--- Work to complete ---
A faithful transcription of all the data is required.
(begin)
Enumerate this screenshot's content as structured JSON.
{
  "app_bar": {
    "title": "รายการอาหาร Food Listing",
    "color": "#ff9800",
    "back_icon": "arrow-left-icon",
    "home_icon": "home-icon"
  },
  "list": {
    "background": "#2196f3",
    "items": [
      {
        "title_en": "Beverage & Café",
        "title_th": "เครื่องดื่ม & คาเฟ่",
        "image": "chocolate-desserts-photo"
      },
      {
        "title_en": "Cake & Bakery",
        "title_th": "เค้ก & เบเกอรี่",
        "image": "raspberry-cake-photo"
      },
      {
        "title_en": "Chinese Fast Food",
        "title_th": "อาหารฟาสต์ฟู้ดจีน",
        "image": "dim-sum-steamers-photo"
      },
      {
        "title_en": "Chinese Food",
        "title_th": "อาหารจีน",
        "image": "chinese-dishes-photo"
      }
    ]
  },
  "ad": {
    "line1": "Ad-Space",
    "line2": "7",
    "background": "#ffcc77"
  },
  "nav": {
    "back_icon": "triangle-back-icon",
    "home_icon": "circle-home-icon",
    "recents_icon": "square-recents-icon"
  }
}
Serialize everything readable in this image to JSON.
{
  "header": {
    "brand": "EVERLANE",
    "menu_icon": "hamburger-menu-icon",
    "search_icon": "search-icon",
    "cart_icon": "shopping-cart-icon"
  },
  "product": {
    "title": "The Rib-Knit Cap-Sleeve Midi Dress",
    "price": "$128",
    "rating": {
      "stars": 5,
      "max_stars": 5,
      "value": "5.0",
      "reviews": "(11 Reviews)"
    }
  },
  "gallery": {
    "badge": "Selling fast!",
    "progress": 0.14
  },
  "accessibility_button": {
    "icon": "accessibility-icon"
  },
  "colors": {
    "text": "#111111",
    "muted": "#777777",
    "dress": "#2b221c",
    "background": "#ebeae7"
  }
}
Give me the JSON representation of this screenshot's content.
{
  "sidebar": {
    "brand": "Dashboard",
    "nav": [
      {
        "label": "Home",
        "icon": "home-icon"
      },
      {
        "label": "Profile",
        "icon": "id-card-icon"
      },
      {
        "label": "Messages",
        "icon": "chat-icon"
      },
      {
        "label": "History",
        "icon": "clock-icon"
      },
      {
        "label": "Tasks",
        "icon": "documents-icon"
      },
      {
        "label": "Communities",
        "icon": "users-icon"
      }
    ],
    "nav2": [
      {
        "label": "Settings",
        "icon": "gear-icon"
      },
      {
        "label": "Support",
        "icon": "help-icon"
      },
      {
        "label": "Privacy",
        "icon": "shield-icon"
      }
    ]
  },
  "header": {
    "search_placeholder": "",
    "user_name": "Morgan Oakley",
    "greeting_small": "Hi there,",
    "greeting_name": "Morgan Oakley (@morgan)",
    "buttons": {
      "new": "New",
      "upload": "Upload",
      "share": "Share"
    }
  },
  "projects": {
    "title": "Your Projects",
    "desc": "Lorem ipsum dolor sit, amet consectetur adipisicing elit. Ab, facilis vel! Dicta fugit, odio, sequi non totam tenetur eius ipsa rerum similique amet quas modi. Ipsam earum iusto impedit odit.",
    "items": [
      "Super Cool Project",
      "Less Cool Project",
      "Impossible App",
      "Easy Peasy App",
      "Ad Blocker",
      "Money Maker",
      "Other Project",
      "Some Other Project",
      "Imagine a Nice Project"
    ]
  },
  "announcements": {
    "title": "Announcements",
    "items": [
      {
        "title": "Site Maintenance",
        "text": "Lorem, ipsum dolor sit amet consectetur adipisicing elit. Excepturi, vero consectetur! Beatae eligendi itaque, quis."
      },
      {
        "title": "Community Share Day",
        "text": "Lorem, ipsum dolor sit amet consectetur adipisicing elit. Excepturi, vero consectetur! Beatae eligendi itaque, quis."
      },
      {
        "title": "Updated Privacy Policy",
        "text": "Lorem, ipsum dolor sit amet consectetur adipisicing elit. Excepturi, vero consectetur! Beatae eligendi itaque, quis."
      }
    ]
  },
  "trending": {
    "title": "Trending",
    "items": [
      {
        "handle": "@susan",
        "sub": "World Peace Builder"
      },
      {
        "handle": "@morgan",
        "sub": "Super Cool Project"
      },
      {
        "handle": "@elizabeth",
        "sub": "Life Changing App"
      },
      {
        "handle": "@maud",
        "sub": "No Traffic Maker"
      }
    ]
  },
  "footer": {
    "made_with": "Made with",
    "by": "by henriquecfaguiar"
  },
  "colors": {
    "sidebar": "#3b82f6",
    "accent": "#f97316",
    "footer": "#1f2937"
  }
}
(end)
--- Output of the exercise ---
Enumerate this screenshot's content as structured JSON.
{
  "app_bar": {
    "title": "รายการอาหาร Food Listing",
    "color": "#ff9800",
    "back_icon": "arrow-left-icon",
    "home_icon": "home-icon"
  },
  "list": {
    "background": "#2196f3",
    "items": [
      {
        "title_en": "Beverage & Café",
        "title_th": "เครื่องดื่ม & คาเฟ่",
        "image": "chocolate-desserts-photo"
      },
      {
        "title_en": "Cake & Bakery",
        "title_th": "เค้ก & เบเกอรี่",
        "image": "raspberry-cake-photo"
      },
      {
        "title_en": "Chinese Fast Food",
        "title_th": "อาหารฟาสต์ฟู้ดจีน",
        "image": "dim-sum-steamers-photo"
      },
      {
        "title_en": "Chinese Food",
        "title_th": "อาหารจีน",
        "image": "chinese-dishes-photo"
      }
    ]
  },
  "ad": {
    "line1": "Ad-Space",
    "line2": "7",
    "background": "#ffcc77"
  },
  "nav": {
    "back_icon": "triangle-back-icon",
    "home_icon": "circle-home-icon",
    "recents_icon": "square-recents-icon"
  }
}
Serialize everything readable in this image to JSON.
{
  "header": {
    "brand": "EVERLANE",
    "menu_icon": "hamburger-menu-icon",
    "search_icon": "search-icon",
    "cart_icon": "shopping-cart-icon"
  },
  "product": {
    "title": "The Rib-Knit Cap-Sleeve Midi Dress",
    "price": "$128",
    "rating": {
      "stars": 5,
      "max_stars": 5,
      "value": "5.0",
      "reviews": "(11 Reviews)"
    }
  },
  "gallery": {
    "badge": "Selling fast!",
    "progress": 0.14
  },
  "accessibility_button": {
    "icon": "accessibility-icon"
  },
  "colors": {
    "text": "#111111",
    "muted": "#777777",
    "dress": "#2b221c",
    "background": "#ebeae7"
  }
}
Give me the JSON representation of this screenshot's content.
{
  "sidebar": {
    "brand": "Dashboard",
    "nav": [
      {
        "label": "Home",
        "icon": "home-icon"
      },
      {
        "label": "Profile",
        "icon": "id-card-icon"
      },
      {
        "label": "Messages",
        "icon": "chat-icon"
      },
      {
        "label": "History",
        "icon": "clock-icon"
      },
      {
        "label": "Tasks",
        "icon": "documents-icon"
      },
      {
        "label": "Communities",
        "icon": "users-icon"
      }
    ],
    "nav2": [
      {
        "label": "Settings",
        "icon": "gear-icon"
      },
      {
        "label": "Support",
        "icon": "help-icon"
      },
      {
        "label": "Privacy",
        "icon": "shield-icon"
      }
    ]
  },
  "header": {
    "search_placeholder": "",
    "user_name": "Morgan Oakley",
    "greeting_small": "Hi there,",
    "greeting_name": "Morgan Oakley (@morgan)",
    "buttons": {
      "new": "New",
      "upload": "Upload",
      "share": "Share"
    }
  },
  "projects": {
    "title": "Your Projects",
    "desc": "Lorem ipsum dolor sit, amet consectetur adipisicing elit. Ab, facilis vel! Dicta fugit, odio, sequi non totam tenetur eius ipsa rerum similique amet quas modi. Ipsam earum iusto impedit odit.",
    "items": [
      "Super Cool Project",
      "Less Cool Project",
      "Impossible App",
      "Easy Peasy App",
      "Ad Blocker",
      "Money Maker",
      "Other Project",
      "Some Other Project",
      "Imagine a Nice Project"
    ]
  },
  "announcements": {
    "title": "Announcements",
    "items": [
      {
        "title": "Site Maintenance",
        "text": "Lorem, ipsum dolor sit amet consectetur adipisicing elit. Excepturi, vero consectetur! Beatae eligendi itaque, quis."
      },
      {
        "title": "Community Share Day",
        "text": "Lorem, ipsum dolor sit amet consectetur adipisicing elit. Excepturi, vero consectetur! Beatae eligendi itaque, quis."
      },
      {
        "title": "Updated Privacy Policy",
        "text": "Lorem, ipsum dolor sit amet consectetur adipisicing elit. Excepturi, vero consectetur! Beatae eligendi itaque, quis."
      }
    ]
  },
  "trending": {
    "title": "Trending",
    "items": [
      {
        "handle": "@susan",
        "sub": "World Peace Builder"
      },
      {
        "handle": "@morgan",
        "sub": "Super Cool Project"
      },
      {
        "handle": "@elizabeth",
        "sub": "Life Changing App"
      },
      {
        "handle": "@maud",
        "sub": "No Traffic Maker"
      }
    ]
  },
  "footer": {
    "made_with": "Made with",
    "by": "by henriquecfaguiar"
  },
  "colors": {
    "sidebar": "#3b82f6",
    "accent": "#f97316",
    "footer": "#1f2937"
  }
}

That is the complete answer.